%%
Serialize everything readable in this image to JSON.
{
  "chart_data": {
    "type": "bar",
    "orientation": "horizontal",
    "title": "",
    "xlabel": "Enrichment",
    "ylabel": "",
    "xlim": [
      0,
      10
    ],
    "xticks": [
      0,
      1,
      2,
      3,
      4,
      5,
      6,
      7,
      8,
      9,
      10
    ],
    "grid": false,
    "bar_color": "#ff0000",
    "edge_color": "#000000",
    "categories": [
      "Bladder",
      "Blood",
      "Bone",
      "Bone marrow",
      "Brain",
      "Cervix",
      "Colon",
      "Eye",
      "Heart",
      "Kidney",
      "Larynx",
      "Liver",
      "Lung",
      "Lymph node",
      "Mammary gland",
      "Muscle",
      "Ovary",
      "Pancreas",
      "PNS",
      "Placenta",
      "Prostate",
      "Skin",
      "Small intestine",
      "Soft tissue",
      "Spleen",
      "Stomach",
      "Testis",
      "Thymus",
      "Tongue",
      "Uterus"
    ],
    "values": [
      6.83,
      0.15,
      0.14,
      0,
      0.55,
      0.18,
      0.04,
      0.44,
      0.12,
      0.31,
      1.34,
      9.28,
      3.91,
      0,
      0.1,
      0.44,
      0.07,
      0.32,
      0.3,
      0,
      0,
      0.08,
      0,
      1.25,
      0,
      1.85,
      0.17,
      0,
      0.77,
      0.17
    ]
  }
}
%%
%%
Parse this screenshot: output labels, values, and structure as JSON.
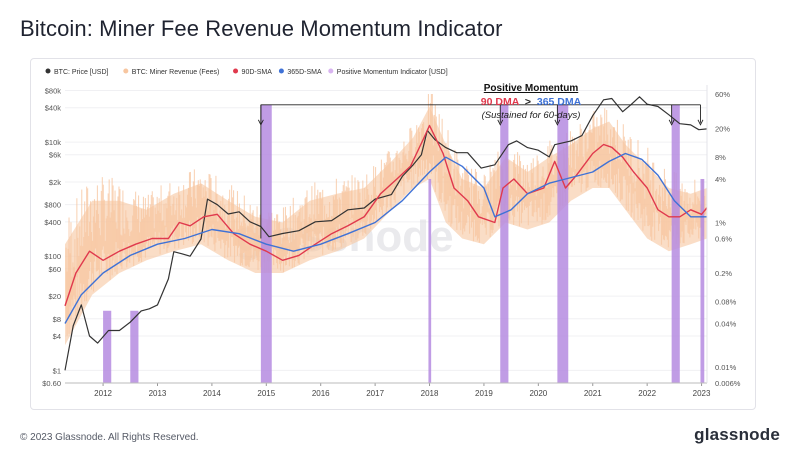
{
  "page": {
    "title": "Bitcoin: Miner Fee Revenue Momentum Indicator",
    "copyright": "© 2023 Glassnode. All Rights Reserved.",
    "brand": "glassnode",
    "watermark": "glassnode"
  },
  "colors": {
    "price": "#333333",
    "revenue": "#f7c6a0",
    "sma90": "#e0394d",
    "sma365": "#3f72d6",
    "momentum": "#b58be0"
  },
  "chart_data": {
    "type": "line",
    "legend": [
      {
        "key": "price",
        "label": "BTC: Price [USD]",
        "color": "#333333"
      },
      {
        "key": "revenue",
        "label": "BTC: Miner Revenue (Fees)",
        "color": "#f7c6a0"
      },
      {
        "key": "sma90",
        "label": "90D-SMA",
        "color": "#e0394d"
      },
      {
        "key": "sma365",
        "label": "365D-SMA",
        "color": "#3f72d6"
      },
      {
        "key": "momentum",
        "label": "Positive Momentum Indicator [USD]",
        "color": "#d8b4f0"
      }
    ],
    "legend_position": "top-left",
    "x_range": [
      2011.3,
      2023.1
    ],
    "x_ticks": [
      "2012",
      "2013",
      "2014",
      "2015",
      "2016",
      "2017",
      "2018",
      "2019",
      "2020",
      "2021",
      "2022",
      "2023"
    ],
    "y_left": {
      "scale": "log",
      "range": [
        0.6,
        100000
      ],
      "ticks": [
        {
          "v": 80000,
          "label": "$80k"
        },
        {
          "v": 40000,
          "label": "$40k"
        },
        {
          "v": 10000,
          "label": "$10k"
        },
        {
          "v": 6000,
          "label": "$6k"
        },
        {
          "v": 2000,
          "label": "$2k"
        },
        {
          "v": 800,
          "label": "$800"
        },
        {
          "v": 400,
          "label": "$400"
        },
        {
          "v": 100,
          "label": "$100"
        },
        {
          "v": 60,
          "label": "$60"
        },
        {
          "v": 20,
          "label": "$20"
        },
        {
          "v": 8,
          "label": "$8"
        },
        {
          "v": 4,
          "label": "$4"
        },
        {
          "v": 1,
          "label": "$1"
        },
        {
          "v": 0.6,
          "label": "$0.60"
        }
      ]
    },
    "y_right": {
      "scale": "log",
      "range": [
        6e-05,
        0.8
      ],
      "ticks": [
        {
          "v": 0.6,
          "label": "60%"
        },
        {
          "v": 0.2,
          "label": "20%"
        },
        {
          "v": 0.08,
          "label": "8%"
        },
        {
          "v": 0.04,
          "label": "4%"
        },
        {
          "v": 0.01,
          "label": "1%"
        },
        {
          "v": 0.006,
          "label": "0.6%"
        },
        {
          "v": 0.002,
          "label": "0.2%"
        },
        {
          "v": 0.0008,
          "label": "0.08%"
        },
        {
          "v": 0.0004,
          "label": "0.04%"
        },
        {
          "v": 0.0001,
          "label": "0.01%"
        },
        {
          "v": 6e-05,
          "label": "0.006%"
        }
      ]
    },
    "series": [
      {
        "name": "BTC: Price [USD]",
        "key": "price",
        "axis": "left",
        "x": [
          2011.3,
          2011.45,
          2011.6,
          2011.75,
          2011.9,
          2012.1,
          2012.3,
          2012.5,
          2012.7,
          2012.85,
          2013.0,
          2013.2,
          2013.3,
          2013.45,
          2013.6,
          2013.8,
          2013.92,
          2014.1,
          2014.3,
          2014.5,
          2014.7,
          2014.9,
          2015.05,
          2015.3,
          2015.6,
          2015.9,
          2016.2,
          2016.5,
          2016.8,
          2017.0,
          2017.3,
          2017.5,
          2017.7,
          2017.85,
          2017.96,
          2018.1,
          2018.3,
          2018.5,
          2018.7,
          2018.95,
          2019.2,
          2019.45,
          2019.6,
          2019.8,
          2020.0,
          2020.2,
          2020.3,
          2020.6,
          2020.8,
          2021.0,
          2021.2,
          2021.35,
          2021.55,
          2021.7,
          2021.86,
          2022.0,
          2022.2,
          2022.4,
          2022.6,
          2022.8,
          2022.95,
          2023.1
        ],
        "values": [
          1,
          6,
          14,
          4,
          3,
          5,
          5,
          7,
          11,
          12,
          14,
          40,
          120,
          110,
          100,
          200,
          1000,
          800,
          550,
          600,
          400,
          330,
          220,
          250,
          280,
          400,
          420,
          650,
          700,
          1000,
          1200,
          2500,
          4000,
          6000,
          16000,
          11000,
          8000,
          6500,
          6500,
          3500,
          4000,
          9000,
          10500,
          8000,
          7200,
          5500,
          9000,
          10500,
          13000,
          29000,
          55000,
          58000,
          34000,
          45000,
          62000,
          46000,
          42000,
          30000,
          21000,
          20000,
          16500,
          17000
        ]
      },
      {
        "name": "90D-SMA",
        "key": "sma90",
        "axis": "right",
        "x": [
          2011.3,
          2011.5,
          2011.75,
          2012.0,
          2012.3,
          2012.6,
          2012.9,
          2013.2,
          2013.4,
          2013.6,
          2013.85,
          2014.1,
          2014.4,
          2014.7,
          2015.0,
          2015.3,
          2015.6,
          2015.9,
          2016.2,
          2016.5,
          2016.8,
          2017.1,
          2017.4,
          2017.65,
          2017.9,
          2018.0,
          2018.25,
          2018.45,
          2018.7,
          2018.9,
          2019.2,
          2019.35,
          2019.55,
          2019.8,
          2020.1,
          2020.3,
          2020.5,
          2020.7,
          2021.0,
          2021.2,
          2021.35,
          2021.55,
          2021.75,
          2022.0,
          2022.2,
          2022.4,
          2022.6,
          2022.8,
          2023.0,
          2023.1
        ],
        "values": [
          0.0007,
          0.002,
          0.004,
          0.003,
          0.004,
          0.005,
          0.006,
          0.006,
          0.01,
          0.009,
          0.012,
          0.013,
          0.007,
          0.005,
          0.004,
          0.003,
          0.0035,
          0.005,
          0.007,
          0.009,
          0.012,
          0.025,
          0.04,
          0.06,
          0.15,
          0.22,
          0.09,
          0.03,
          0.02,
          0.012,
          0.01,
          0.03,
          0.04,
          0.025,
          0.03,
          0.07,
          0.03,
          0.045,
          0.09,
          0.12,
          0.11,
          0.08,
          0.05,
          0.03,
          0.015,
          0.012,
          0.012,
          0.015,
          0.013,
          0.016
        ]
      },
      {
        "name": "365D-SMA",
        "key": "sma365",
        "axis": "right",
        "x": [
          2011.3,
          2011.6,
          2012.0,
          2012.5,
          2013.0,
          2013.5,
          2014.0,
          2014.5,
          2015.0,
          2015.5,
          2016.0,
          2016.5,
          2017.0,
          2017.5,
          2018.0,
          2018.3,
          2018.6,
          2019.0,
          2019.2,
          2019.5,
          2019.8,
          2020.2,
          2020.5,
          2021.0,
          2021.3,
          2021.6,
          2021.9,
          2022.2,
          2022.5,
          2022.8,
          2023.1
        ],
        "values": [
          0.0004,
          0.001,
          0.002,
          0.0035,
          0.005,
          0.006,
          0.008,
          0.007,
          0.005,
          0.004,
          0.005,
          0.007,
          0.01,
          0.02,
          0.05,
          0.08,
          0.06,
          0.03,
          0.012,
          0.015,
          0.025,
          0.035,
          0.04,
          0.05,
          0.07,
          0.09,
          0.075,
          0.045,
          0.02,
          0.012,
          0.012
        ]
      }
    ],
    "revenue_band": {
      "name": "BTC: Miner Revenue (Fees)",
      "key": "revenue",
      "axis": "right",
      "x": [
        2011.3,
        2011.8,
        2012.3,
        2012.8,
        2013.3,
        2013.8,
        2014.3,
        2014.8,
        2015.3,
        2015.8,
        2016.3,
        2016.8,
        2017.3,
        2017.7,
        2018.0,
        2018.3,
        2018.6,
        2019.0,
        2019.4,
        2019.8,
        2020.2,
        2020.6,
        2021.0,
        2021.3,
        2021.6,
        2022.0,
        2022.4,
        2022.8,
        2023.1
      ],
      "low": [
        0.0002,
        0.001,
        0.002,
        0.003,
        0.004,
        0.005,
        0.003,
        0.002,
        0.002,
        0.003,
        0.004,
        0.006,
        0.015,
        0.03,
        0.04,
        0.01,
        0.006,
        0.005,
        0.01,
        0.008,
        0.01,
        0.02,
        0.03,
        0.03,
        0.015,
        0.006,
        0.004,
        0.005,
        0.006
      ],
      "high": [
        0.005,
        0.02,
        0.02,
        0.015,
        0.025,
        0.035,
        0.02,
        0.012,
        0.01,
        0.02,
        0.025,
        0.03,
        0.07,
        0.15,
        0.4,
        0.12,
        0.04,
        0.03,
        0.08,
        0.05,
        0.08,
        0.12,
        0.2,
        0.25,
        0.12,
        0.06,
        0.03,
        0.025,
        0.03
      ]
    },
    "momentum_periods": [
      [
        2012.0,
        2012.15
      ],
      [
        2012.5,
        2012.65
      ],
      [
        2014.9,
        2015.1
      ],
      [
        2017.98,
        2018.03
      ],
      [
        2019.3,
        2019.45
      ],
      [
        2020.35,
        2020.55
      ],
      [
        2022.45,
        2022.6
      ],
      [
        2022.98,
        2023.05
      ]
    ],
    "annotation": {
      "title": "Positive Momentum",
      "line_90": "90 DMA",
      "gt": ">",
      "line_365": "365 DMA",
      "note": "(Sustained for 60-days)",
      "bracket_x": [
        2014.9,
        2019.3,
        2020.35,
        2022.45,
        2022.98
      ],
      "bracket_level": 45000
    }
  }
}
%%
**What you have to do**
Gather all lines from the records above in which "Positive" appears.

**Solution**
        "label": "Positive Momentum Indicator [USD]",
      "title": "Positive Momentum",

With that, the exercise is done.